# DIRECTION A:
In the records, from the first line through the line containing "vertex-marker[interactable]: 2: [393, 803, 406, 830]", change every "edge-length-label" to "side-length-label". Give those lines back with nothing else altered.

# PROVIDED PASSAGE:
::::

I thought about my fitness over the years which looked more like an extremely checkered practice schedule with a month here or there, alternated with months of extreme dieting or excessive eating.  She wore her commitment like a badge of honor.  It inspired me.  I wondered what it would feel like if I could say at the end of five years that I went to the gym consistently, 4 or 5 times a week, without breaking and without starting over.  And relatively important was physical beauty and what I would look like 5 years and beyond. 

 

I decided to commit and proceeded in setting a date, writing out my goals and automating daily reminders using google.  Do or die I would succeed.  Little did I know what I was setting up myself for.  It wasn’t the first, brutal month of “pressing through the pain of change” , it was the months of capricious changes wrought by my other commitment to launching my fashion design business 2007. 

 

However, I remained consistent, never needing to start over, never needing another diet fad, never feeling bloated, never agonizing about weight or going on weight loss drives.  Dieting faded away, and so did weight gain worries.  With commitment I experienced more freedom from the dieting world or attention to the physical appearance. 

 

The most important shift I made was viewing exercise as essential to health. This did not happen right away because it is hard to work out, while dealing with losses,  changes, depression and other lifestyle issues, but as I forced myself to honor this commitment, I began to need exercise to deal with losses, changes, depression or life’s problems.  I stopped, having pms weight gain, fat days, breakup food binge, job change weight gain etc.  A commitment starts one day at a time. 

 

You too can commit to making exercise apart of your life for the long term.  What would it feel like to never have to start a weight management plan you started ten times already?  That is the goal, not weight loss, not body building, not dieting, it is discipline through commitment.  Maybe those words are too big to make you care this long term solution:  think of it in smaller terms.  Each day, I will find the will power to continue the fitness goal I started and just for today, all that is required is that I do it!

::::

# MATERIALS PROVIDED:

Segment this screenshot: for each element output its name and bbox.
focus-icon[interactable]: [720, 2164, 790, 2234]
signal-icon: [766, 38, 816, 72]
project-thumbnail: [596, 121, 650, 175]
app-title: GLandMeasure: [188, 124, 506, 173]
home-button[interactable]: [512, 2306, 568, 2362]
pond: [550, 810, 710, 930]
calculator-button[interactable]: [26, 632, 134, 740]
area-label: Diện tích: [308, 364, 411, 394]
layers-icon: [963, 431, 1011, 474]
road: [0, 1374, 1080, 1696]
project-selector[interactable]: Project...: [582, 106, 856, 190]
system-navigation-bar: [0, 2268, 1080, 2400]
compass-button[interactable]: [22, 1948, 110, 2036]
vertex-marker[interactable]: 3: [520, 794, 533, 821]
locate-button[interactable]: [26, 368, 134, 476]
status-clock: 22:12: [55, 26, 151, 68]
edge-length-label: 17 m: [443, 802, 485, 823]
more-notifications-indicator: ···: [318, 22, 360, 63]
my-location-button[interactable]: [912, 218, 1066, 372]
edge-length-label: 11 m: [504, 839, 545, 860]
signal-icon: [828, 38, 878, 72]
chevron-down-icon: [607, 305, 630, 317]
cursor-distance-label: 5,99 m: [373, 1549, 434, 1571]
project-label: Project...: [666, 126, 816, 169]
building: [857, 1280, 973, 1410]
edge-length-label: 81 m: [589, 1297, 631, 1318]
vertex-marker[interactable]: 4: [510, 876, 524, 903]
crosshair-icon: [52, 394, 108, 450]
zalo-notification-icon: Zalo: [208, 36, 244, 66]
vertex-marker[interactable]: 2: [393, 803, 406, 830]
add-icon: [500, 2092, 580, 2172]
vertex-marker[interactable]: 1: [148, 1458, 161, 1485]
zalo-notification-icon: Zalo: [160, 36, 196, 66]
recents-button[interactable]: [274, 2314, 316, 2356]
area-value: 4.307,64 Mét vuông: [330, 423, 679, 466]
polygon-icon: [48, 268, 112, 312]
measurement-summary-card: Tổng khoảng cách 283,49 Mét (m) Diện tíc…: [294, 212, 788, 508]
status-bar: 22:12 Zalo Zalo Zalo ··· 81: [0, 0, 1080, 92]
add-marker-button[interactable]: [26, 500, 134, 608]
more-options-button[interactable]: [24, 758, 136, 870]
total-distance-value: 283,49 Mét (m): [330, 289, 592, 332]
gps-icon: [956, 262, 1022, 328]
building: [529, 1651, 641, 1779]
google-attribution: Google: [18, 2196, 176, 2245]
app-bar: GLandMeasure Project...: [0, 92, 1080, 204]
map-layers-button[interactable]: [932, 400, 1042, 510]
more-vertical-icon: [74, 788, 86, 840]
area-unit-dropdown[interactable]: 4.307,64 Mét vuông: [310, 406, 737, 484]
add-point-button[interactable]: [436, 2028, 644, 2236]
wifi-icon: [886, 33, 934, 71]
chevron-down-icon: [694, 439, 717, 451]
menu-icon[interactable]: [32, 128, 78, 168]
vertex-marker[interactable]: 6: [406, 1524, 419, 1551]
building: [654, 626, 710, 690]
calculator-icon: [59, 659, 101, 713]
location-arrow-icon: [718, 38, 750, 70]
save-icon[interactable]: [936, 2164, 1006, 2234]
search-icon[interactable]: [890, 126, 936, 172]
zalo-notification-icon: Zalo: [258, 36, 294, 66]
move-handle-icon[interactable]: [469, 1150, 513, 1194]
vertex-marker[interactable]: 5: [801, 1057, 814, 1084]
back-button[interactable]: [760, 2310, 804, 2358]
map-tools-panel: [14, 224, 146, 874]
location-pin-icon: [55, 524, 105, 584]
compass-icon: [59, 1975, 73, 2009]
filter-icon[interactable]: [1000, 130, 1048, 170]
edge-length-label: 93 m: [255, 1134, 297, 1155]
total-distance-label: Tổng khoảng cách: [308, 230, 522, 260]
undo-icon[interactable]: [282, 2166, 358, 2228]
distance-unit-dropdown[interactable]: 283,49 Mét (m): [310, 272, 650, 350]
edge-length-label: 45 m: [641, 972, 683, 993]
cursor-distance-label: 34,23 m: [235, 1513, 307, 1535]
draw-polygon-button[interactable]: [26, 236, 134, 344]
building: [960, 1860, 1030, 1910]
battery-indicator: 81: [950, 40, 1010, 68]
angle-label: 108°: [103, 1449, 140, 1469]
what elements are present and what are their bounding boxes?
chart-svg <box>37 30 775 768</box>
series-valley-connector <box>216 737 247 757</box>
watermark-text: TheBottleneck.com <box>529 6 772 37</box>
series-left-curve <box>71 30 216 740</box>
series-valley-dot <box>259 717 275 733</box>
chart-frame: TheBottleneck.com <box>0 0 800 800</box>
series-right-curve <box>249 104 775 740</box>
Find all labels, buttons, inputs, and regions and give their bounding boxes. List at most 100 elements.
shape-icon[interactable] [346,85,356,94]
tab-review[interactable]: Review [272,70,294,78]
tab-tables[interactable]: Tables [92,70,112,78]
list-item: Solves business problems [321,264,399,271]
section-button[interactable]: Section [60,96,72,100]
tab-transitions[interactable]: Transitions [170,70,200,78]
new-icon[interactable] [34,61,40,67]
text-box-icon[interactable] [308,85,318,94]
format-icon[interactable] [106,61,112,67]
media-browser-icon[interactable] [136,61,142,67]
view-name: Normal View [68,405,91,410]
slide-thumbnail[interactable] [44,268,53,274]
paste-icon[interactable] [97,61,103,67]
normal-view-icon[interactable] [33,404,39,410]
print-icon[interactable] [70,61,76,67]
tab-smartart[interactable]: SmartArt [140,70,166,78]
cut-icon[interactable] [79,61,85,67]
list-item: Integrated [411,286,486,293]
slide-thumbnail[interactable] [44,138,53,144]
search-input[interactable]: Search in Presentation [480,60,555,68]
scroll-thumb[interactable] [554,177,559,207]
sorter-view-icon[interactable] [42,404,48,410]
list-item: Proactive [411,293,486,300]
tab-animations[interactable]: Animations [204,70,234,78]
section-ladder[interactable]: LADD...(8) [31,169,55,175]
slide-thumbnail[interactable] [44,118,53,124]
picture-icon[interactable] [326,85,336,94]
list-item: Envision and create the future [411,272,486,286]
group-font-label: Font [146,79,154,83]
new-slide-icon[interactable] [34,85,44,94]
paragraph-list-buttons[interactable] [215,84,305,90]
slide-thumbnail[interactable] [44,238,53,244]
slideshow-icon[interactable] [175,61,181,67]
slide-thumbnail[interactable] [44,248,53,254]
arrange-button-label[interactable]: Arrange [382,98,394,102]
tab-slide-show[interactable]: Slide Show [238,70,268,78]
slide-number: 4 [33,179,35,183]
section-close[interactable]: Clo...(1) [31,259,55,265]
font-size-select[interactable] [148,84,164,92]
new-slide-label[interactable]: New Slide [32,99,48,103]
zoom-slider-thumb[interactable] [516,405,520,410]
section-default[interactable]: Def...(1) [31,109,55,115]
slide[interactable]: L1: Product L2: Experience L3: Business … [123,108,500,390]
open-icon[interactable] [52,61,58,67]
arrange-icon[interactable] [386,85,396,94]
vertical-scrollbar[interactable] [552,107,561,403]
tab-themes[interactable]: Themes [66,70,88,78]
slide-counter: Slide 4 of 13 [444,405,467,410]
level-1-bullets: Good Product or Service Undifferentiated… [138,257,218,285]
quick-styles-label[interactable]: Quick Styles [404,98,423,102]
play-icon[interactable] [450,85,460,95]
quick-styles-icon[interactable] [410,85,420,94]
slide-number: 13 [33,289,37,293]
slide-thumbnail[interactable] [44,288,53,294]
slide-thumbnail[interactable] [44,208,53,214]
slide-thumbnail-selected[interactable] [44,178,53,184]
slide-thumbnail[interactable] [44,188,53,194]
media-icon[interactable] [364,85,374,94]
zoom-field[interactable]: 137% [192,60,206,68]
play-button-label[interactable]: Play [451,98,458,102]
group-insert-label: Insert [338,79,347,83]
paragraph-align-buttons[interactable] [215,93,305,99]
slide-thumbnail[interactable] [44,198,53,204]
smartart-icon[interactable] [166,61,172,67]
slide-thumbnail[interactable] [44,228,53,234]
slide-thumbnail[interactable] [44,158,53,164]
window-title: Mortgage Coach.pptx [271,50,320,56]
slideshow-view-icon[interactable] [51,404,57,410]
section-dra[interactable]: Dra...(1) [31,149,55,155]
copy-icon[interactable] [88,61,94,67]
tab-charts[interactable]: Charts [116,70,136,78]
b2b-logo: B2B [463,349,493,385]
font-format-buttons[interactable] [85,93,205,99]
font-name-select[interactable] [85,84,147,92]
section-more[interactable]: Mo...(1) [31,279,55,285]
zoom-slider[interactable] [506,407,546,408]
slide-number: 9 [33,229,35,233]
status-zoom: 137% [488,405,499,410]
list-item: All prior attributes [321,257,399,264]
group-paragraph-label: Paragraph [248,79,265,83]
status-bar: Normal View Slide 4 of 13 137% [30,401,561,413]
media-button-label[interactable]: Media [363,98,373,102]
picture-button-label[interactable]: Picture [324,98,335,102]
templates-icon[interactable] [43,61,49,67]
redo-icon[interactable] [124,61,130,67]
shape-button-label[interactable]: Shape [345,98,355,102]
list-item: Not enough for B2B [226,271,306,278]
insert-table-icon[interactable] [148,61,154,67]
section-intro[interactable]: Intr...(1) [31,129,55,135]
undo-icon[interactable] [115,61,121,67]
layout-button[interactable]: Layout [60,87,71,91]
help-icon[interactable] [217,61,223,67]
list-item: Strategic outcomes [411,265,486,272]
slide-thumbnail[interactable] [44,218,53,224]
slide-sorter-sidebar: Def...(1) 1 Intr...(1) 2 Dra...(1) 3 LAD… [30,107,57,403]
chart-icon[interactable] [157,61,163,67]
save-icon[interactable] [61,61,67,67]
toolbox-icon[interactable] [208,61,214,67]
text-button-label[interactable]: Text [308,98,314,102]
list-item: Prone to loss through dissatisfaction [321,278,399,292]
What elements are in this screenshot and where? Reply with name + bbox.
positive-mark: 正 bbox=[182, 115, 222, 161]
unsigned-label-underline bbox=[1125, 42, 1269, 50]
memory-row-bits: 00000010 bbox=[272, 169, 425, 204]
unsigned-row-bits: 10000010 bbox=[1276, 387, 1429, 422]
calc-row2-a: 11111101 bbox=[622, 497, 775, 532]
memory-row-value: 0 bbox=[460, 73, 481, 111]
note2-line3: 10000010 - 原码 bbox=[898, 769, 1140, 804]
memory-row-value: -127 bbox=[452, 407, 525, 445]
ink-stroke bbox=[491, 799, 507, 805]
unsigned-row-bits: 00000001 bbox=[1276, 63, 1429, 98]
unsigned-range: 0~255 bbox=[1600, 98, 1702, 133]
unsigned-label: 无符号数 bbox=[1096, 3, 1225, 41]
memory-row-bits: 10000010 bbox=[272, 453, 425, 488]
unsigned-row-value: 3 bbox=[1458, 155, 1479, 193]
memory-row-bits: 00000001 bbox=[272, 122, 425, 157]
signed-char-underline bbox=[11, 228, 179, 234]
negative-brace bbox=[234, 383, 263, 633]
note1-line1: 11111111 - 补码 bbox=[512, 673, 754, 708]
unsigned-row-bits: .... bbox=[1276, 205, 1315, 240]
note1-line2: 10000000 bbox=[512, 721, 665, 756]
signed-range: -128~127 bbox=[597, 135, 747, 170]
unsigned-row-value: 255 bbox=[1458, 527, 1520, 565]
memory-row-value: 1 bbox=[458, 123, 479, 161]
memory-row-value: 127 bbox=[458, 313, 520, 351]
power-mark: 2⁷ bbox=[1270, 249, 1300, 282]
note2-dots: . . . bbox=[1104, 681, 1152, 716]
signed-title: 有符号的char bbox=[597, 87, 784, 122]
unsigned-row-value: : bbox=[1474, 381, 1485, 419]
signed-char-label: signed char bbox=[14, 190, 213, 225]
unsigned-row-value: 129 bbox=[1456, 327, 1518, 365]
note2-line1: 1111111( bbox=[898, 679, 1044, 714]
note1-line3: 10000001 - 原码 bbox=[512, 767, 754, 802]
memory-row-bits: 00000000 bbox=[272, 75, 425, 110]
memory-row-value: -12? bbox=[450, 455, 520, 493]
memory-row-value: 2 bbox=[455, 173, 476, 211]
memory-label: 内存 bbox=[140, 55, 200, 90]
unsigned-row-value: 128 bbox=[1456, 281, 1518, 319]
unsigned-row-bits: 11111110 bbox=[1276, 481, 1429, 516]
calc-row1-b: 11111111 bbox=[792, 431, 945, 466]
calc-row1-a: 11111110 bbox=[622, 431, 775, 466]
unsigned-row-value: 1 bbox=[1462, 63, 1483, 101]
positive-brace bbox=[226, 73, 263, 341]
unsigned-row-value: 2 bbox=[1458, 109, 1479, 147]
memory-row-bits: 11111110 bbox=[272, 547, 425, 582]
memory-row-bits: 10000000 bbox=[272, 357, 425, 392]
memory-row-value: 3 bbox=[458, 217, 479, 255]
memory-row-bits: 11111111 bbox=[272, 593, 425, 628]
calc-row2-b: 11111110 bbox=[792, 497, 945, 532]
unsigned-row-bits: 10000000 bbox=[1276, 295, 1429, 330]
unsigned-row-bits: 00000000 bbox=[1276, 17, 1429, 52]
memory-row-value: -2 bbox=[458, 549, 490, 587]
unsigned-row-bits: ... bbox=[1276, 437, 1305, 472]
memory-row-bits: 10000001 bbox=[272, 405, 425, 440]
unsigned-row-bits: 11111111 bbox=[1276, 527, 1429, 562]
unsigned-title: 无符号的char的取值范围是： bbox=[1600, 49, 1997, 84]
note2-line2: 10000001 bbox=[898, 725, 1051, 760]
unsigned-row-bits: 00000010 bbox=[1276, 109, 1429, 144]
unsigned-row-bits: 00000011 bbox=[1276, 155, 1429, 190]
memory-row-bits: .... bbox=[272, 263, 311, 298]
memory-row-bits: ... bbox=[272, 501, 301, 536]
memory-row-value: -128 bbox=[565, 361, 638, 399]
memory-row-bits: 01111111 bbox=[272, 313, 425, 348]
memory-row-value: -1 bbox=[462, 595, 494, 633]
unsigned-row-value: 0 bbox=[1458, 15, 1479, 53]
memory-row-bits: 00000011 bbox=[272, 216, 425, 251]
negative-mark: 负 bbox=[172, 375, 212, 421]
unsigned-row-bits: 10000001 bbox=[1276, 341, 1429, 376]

::::

# DIRECTION B:
Answer these questions from the essay on fitness commitment:
(i) In what year did the writer launch a fashion design business?
(ii) How many times a week did the writer hope to go to the gym?
(iii) What did the writer use to automate daily reminders?

# FULL SOLUTION A:
Segment this screenshot: for each element output its name and bbox.
focus-icon[interactable]: [720, 2164, 790, 2234]
signal-icon: [766, 38, 816, 72]
project-thumbnail: [596, 121, 650, 175]
app-title: GLandMeasure: [188, 124, 506, 173]
home-button[interactable]: [512, 2306, 568, 2362]
pond: [550, 810, 710, 930]
calculator-button[interactable]: [26, 632, 134, 740]
area-label: Diện tích: [308, 364, 411, 394]
layers-icon: [963, 431, 1011, 474]
road: [0, 1374, 1080, 1696]
project-selector[interactable]: Project...: [582, 106, 856, 190]
system-navigation-bar: [0, 2268, 1080, 2400]
compass-button[interactable]: [22, 1948, 110, 2036]
vertex-marker[interactable]: 3: [520, 794, 533, 821]
locate-button[interactable]: [26, 368, 134, 476]
status-clock: 22:12: [55, 26, 151, 68]
side-length-label: 17 m: [443, 802, 485, 823]
more-notifications-indicator: ···: [318, 22, 360, 63]
my-location-button[interactable]: [912, 218, 1066, 372]
side-length-label: 11 m: [504, 839, 545, 860]
signal-icon: [828, 38, 878, 72]
chevron-down-icon: [607, 305, 630, 317]
cursor-distance-label: 5,99 m: [373, 1549, 434, 1571]
project-label: Project...: [666, 126, 816, 169]
building: [857, 1280, 973, 1410]
side-length-label: 81 m: [589, 1297, 631, 1318]
vertex-marker[interactable]: 4: [510, 876, 524, 903]
crosshair-icon: [52, 394, 108, 450]
zalo-notification-icon: Zalo: [208, 36, 244, 66]
vertex-marker[interactable]: 2: [393, 803, 406, 830]

# FULL SOLUTION B:
(i) 2007
(ii) 4 or 5 times a week
(iii) Google